===== Exercise data =====
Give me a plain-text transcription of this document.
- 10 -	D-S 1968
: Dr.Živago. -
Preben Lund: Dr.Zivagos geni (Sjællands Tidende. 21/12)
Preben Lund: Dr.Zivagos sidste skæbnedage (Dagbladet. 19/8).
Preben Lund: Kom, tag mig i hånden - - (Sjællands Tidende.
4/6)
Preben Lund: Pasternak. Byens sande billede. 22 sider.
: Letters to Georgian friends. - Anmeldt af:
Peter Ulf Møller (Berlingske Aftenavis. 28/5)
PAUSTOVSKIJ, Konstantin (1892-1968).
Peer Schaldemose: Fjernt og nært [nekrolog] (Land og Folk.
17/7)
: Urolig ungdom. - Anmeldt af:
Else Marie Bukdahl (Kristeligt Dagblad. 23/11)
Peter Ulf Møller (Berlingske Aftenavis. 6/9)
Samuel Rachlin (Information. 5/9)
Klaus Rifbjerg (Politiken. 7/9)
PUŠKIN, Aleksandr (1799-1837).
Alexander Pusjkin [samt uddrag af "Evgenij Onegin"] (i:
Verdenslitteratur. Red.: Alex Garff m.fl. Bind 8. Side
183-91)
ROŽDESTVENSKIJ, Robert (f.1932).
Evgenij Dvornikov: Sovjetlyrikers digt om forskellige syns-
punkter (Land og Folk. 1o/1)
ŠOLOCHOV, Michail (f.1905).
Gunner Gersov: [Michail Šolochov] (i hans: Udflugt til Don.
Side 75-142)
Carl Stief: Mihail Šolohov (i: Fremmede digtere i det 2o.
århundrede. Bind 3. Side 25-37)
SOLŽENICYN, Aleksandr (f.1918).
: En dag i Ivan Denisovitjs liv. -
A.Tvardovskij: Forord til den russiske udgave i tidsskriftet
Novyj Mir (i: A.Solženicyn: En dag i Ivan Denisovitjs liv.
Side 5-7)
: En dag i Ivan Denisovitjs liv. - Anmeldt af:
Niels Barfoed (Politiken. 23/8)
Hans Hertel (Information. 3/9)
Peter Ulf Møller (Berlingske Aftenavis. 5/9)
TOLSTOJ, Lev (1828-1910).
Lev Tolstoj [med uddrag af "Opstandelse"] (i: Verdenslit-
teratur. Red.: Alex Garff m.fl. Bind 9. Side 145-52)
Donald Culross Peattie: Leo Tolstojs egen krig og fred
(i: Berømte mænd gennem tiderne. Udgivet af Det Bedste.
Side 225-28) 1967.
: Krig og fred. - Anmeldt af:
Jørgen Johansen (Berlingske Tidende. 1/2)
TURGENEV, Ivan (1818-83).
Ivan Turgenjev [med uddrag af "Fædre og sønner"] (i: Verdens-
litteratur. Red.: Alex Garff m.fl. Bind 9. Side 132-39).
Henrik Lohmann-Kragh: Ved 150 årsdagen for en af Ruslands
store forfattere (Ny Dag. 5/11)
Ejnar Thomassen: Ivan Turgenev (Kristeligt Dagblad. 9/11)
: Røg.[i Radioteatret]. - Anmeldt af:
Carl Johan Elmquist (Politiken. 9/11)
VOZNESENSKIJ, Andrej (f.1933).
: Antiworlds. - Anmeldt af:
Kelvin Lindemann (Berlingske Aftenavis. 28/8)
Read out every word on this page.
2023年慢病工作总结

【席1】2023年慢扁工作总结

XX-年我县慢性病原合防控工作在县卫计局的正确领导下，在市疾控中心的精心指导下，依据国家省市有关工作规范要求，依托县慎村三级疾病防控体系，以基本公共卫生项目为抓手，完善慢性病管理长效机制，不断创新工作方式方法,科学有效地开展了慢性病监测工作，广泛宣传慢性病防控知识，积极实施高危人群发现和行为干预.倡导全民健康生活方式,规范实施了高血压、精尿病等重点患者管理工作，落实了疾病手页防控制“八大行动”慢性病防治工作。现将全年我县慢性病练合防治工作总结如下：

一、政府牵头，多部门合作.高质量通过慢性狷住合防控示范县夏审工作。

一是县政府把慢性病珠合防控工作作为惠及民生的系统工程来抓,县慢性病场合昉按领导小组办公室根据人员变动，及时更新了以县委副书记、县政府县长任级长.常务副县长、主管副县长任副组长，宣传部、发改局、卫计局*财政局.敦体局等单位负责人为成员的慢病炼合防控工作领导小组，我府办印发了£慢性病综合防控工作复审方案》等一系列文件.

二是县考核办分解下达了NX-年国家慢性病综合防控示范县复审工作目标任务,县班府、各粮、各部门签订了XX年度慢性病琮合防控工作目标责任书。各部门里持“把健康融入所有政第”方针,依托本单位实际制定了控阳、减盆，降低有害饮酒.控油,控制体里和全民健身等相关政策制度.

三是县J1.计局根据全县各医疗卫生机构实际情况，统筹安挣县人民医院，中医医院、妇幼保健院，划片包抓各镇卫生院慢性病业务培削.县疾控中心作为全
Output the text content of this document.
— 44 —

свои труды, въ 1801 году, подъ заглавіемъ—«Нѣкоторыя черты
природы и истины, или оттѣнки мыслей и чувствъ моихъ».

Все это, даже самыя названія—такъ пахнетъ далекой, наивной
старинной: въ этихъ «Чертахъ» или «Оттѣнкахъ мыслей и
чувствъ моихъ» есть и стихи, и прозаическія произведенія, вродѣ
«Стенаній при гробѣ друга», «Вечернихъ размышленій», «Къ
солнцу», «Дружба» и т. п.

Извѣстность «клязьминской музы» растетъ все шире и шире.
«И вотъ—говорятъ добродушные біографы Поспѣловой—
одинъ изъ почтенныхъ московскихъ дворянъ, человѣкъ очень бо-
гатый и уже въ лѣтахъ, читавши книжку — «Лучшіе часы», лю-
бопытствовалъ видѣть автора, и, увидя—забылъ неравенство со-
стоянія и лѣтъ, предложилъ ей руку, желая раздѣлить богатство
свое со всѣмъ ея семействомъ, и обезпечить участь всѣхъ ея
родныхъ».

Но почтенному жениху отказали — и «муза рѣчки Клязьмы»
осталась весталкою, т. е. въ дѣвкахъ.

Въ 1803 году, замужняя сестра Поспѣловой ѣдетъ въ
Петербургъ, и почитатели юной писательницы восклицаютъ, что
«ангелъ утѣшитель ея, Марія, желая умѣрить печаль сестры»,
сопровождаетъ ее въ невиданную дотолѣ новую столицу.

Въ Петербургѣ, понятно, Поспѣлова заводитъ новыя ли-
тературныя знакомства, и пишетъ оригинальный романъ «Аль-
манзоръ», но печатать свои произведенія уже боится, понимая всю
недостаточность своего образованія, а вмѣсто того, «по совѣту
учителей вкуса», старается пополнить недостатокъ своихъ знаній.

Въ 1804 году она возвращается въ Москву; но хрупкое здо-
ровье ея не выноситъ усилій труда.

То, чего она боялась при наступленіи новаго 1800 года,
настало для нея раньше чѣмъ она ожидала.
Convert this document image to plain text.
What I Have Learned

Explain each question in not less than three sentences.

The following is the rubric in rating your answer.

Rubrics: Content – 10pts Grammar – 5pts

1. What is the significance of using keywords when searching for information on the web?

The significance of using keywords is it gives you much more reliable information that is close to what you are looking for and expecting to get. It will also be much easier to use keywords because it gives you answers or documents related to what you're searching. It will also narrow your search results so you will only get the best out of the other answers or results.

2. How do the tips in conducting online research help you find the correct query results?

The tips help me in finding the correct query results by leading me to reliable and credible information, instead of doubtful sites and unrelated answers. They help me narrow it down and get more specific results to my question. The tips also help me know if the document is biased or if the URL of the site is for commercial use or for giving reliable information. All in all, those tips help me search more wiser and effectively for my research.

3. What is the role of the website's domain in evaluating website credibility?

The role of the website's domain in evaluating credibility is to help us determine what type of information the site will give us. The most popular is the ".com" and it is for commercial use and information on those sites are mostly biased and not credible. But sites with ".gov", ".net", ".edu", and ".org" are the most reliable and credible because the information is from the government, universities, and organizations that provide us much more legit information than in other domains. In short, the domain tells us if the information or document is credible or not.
=====
Where a line above holds the string "Michail", show that line.

ŠOLOCHOV, Michail (f.1905).
Gunner Gersov: [Michail Šolochov] (i hans: Udflugt til Don.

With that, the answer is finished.